_WHAT YOU WILL DO_.
Retype all of the listing exactly, passing over any picture you find.

====================

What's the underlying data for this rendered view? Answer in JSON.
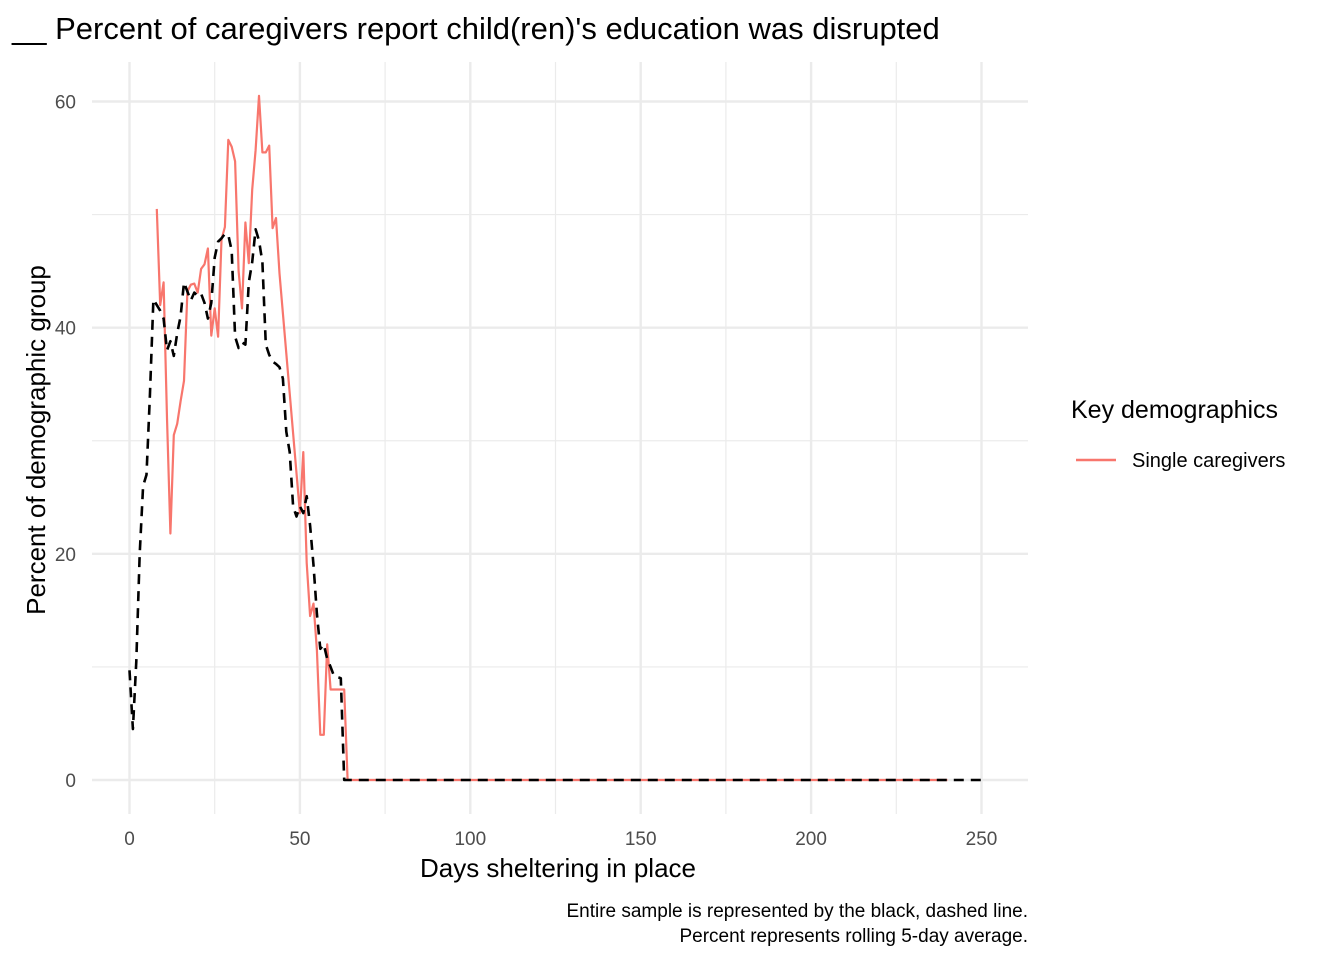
{
  "chart_data": {
    "type": "line",
    "title": "__ Percent of caregivers report child(ren)'s education was disrupted",
    "xlabel": "Days sheltering in place",
    "ylabel": "Percent of demographic group",
    "xlim": [
      -6,
      262
    ],
    "ylim": [
      -6,
      64
    ],
    "xticks": [
      0,
      50,
      100,
      150,
      200,
      250
    ],
    "yticks": [
      0,
      20,
      40,
      60
    ],
    "xtick_labels": [
      "0",
      "50",
      "100",
      "150",
      "200",
      "250"
    ],
    "ytick_labels": [
      "0",
      "20",
      "40",
      "60"
    ],
    "grid": true,
    "legend": {
      "title": "Key demographics",
      "position": "right",
      "entries": [
        "Single caregivers"
      ]
    },
    "caption": [
      "Entire sample is represented by the black, dashed line.",
      "Percent represents rolling 5-day average."
    ],
    "series": [
      {
        "name": "Single caregivers",
        "color": "#F8766D",
        "style": "solid",
        "x": [
          8,
          9,
          10,
          11,
          12,
          13,
          14,
          15,
          16,
          17,
          18,
          19,
          20,
          21,
          22,
          23,
          24,
          25,
          26,
          27,
          28,
          29,
          30,
          31,
          32,
          33,
          34,
          35,
          36,
          37,
          38,
          39,
          40,
          41,
          42,
          43,
          44,
          50,
          51,
          52,
          53,
          54,
          55,
          56,
          57,
          58,
          59,
          60,
          61,
          62,
          63,
          64,
          70,
          75,
          80,
          85,
          90,
          100,
          110,
          120,
          130,
          140,
          150,
          160,
          170,
          180,
          190,
          200,
          210,
          220,
          230,
          240
        ],
        "y": [
          50.5,
          42,
          44,
          32,
          21.8,
          30.5,
          31.5,
          33.5,
          35.3,
          43.2,
          43.8,
          43.9,
          43.1,
          45.2,
          45.6,
          47,
          39.3,
          41.7,
          39.2,
          47.8,
          48.9,
          56.6,
          56,
          54.7,
          45,
          41.7,
          49.3,
          45.7,
          52.2,
          55.7,
          60.5,
          55.5,
          55.5,
          56.1,
          48.8,
          49.7,
          44.8,
          23.6,
          29,
          19.2,
          14.5,
          15.6,
          11.5,
          4,
          4,
          12,
          8,
          8,
          8,
          8,
          8,
          0,
          0,
          0,
          0,
          0,
          0,
          0,
          0,
          0,
          0,
          0,
          0,
          0,
          0,
          0,
          0,
          0,
          0,
          0,
          0,
          0
        ]
      },
      {
        "name": "",
        "color": "#000000",
        "style": "dashed",
        "x": [
          0,
          1,
          2,
          3,
          4,
          5,
          6,
          7,
          8,
          9,
          10,
          11,
          12,
          13,
          14,
          15,
          16,
          17,
          18,
          19,
          20,
          21,
          22,
          23,
          24,
          25,
          26,
          27,
          28,
          29,
          30,
          31,
          32,
          33,
          34,
          35,
          36,
          37,
          38,
          39,
          40,
          41,
          42,
          43,
          44,
          45,
          46,
          47,
          48,
          49,
          50,
          51,
          52,
          53,
          54,
          55,
          56,
          57,
          58,
          59,
          60,
          61,
          62,
          63,
          64,
          70,
          80,
          100,
          150,
          200,
          250
        ],
        "y": [
          9.7,
          4.5,
          10.5,
          20,
          26,
          27,
          34,
          42.5,
          42,
          41.5,
          40.8,
          38,
          38.8,
          37.5,
          39.5,
          41,
          44,
          43.2,
          42.4,
          43.1,
          42.8,
          43,
          42.2,
          40.8,
          42.2,
          46.2,
          47.6,
          47.9,
          48.3,
          48.2,
          46.8,
          39.2,
          38.2,
          38.7,
          38.5,
          44,
          45.8,
          48.7,
          47.7,
          45.8,
          38.5,
          37.6,
          37,
          36.8,
          36.5,
          35.5,
          30.8,
          29,
          24.2,
          23.3,
          24.2,
          23.6,
          25.1,
          22.5,
          19,
          14.7,
          11.6,
          12,
          10.7,
          10,
          9.2,
          9.1,
          9,
          0,
          0,
          0,
          0,
          0,
          0,
          0,
          0
        ]
      }
    ]
  }
}
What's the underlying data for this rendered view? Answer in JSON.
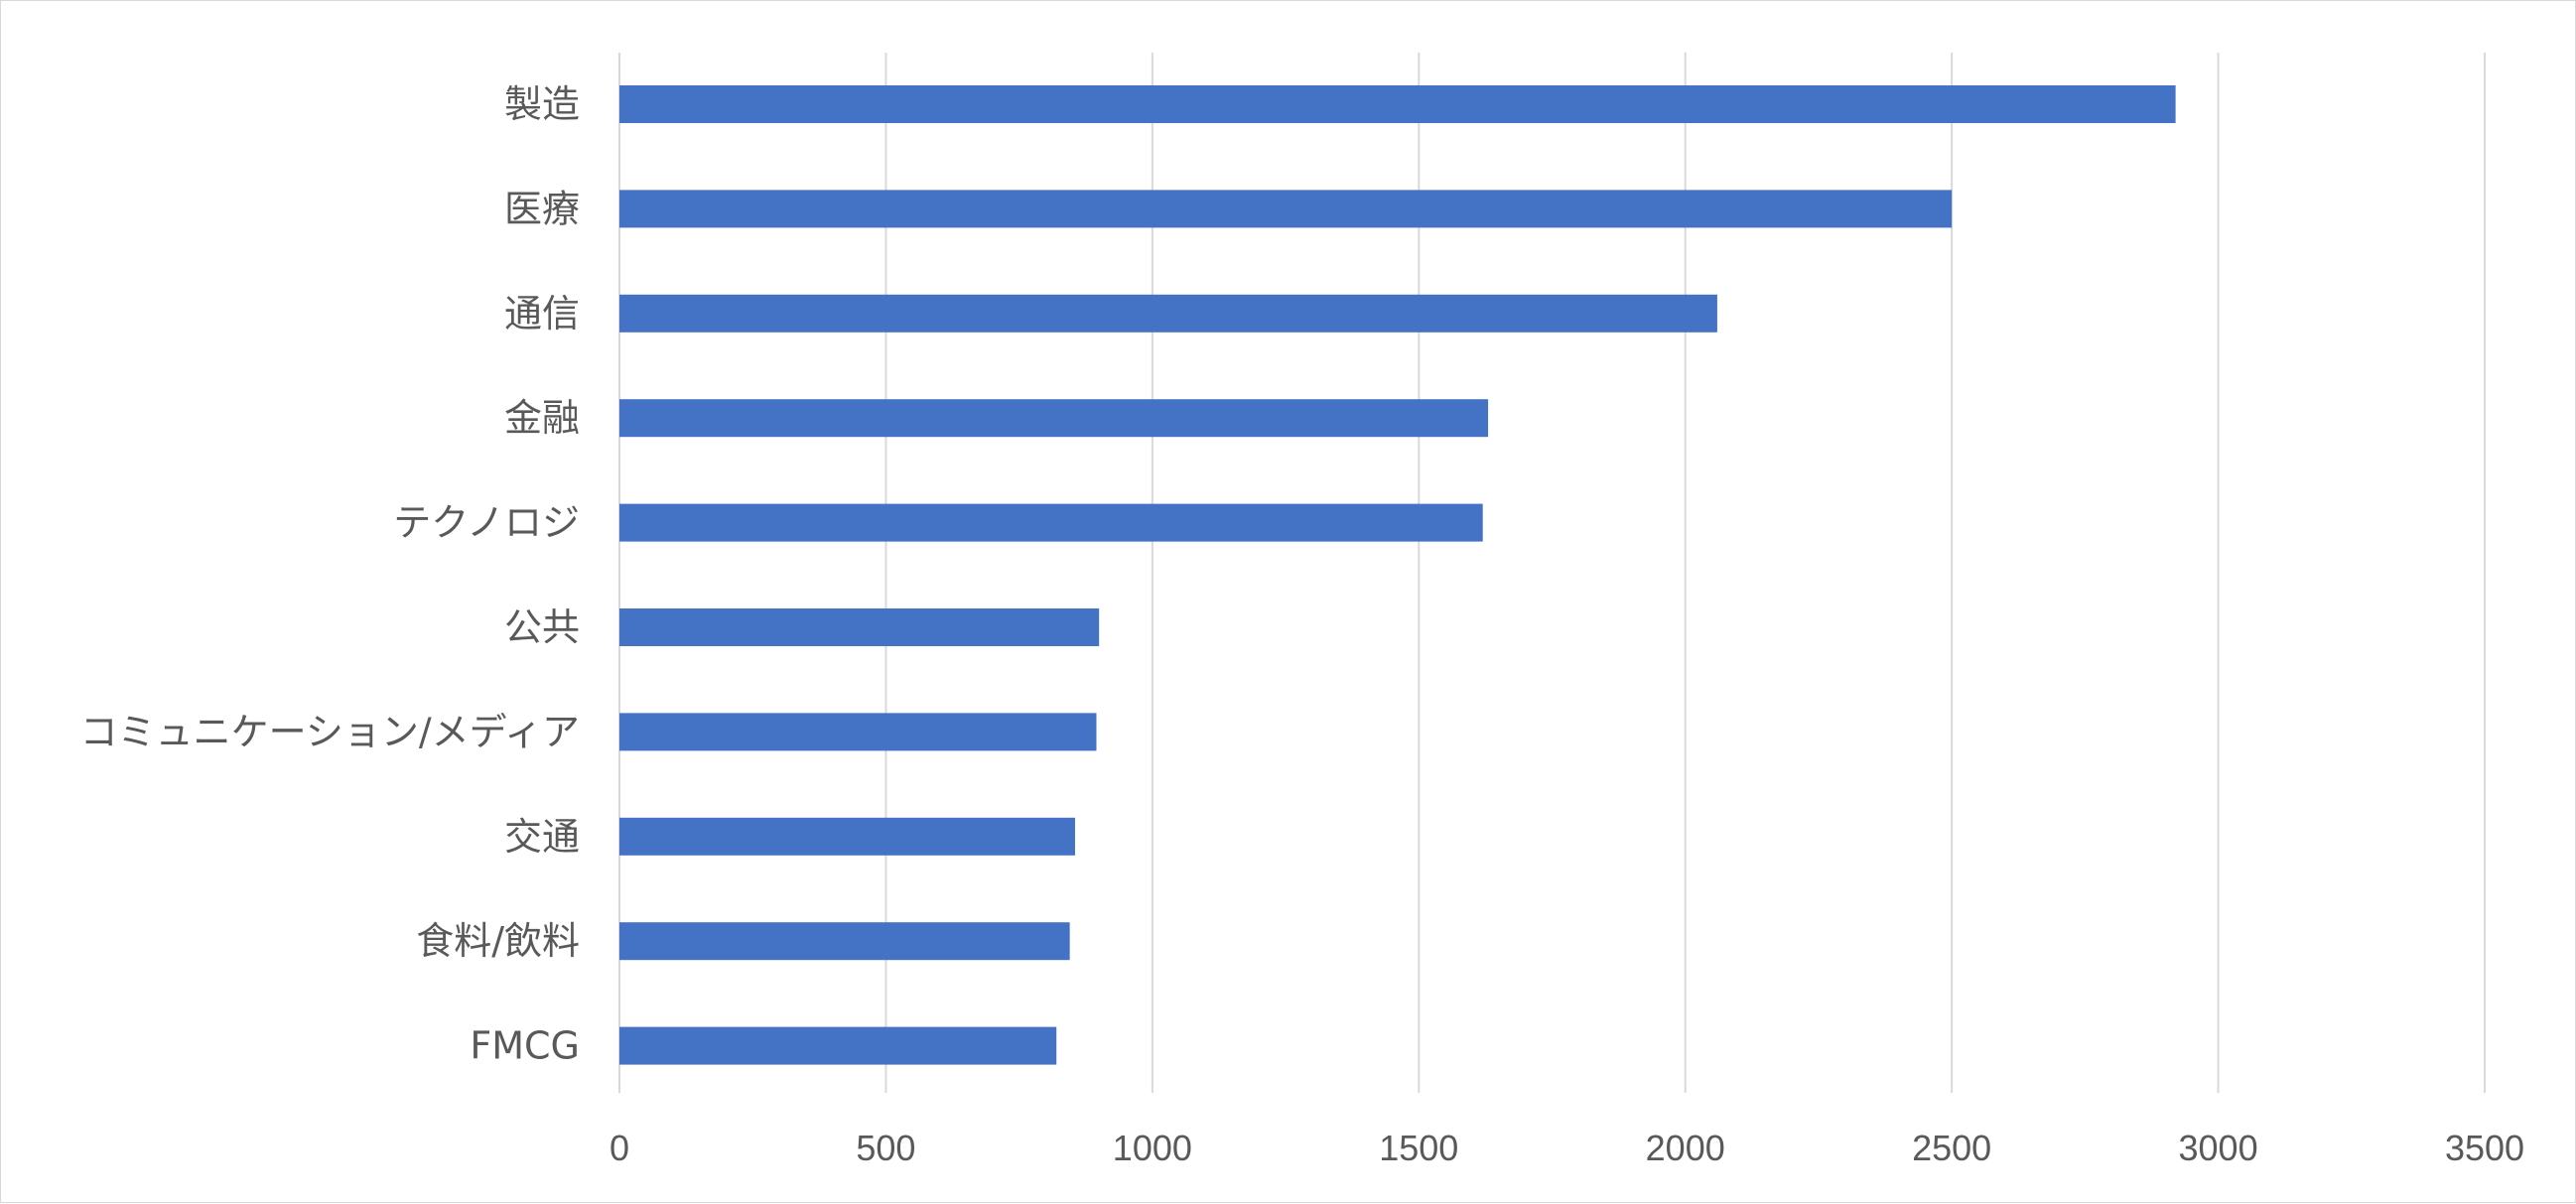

====================

_WRITTEN RESPONSE_.
What's the underlying data for this rendered view? Answer in JSON.
{
  "chart_data": {
    "type": "line",
    "title": "__ Percent of caregivers report child(ren)'s education was disrupted",
    "xlabel": "Days sheltering in place",
    "ylabel": "Percent of demographic group",
    "xlim": [
      -6,
      262
    ],
    "ylim": [
      -6,
      64
    ],
    "xticks": [
      0,
      50,
      100,
      150,
      200,
      250
    ],
    "yticks": [
      0,
      20,
      40,
      60
    ],
    "xtick_labels": [
      "0",
      "50",
      "100",
      "150",
      "200",
      "250"
    ],
    "ytick_labels": [
      "0",
      "20",
      "40",
      "60"
    ],
    "grid": true,
    "legend": {
      "title": "Key demographics",
      "position": "right",
      "entries": [
        "Single caregivers"
      ]
    },
    "caption": [
      "Entire sample is represented by the black, dashed line.",
      "Percent represents rolling 5-day average."
    ],
    "series": [
      {
        "name": "Single caregivers",
        "color": "#F8766D",
        "style": "solid",
        "x": [
          8,
          9,
          10,
          11,
          12,
          13,
          14,
          15,
          16,
          17,
          18,
          19,
          20,
          21,
          22,
          23,
          24,
          25,
          26,
          27,
          28,
          29,
          30,
          31,
          32,
          33,
          34,
          35,
          36,
          37,
          38,
          39,
          40,
          41,
          42,
          43,
          44,
          50,
          51,
          52,
          53,
          54,
          55,
          56,
          57,
          58,
          59,
          60,
          61,
          62,
          63,
          64,
          70,
          75,
          80,
          85,
          90,
          100,
          110,
          120,
          130,
          140,
          150,
          160,
          170,
          180,
          190,
          200,
          210,
          220,
          230,
          240
        ],
        "y": [
          50.5,
          42,
          44,
          32,
          21.8,
          30.5,
          31.5,
          33.5,
          35.3,
          43.2,
          43.8,
          43.9,
          43.1,
          45.2,
          45.6,
          47,
          39.3,
          41.7,
          39.2,
          47.8,
          48.9,
          56.6,
          56,
          54.7,
          45,
          41.7,
          49.3,
          45.7,
          52.2,
          55.7,
          60.5,
          55.5,
          55.5,
          56.1,
          48.8,
          49.7,
          44.8,
          23.6,
          29,
          19.2,
          14.5,
          15.6,
          11.5,
          4,
          4,
          12,
          8,
          8,
          8,
          8,
          8,
          0,
          0,
          0,
          0,
          0,
          0,
          0,
          0,
          0,
          0,
          0,
          0,
          0,
          0,
          0,
          0,
          0,
          0,
          0,
          0,
          0
        ]
      },
      {
        "name": "",
        "color": "#000000",
        "style": "dashed",
        "x": [
          0,
          1,
          2,
          3,
          4,
          5,
          6,
          7,
          8,
          9,
          10,
          11,
          12,
          13,
          14,
          15,
          16,
          17,
          18,
          19,
          20,
          21,
          22,
          23,
          24,
          25,
          26,
          27,
          28,
          29,
          30,
          31,
          32,
          33,
          34,
          35,
          36,
          37,
          38,
          39,
          40,
          41,
          42,
          43,
          44,
          45,
          46,
          47,
          48,
          49,
          50,
          51,
          52,
          53,
          54,
          55,
          56,
          57,
          58,
          59,
          60,
          61,
          62,
          63,
          64,
          70,
          80,
          100,
          150,
          200,
          250
        ],
        "y": [
          9.7,
          4.5,
          10.5,
          20,
          26,
          27,
          34,
          42.5,
          42,
          41.5,
          40.8,
          38,
          38.8,
          37.5,
          39.5,
          41,
          44,
          43.2,
          42.4,
          43.1,
          42.8,
          43,
          42.2,
          40.8,
          42.2,
          46.2,
          47.6,
          47.9,
          48.3,
          48.2,
          46.8,
          39.2,
          38.2,
          38.7,
          38.5,
          44,
          45.8,
          48.7,
          47.7,
          45.8,
          38.5,
          37.6,
          37,
          36.8,
          36.5,
          35.5,
          30.8,
          29,
          24.2,
          23.3,
          24.2,
          23.6,
          25.1,
          22.5,
          19,
          14.7,
          11.6,
          12,
          10.7,
          10,
          9.2,
          9.1,
          9,
          0,
          0,
          0,
          0,
          0,
          0,
          0,
          0
        ]
      }
    ]
  }
}
What's the underlying data for this rendered view? Answer in JSON.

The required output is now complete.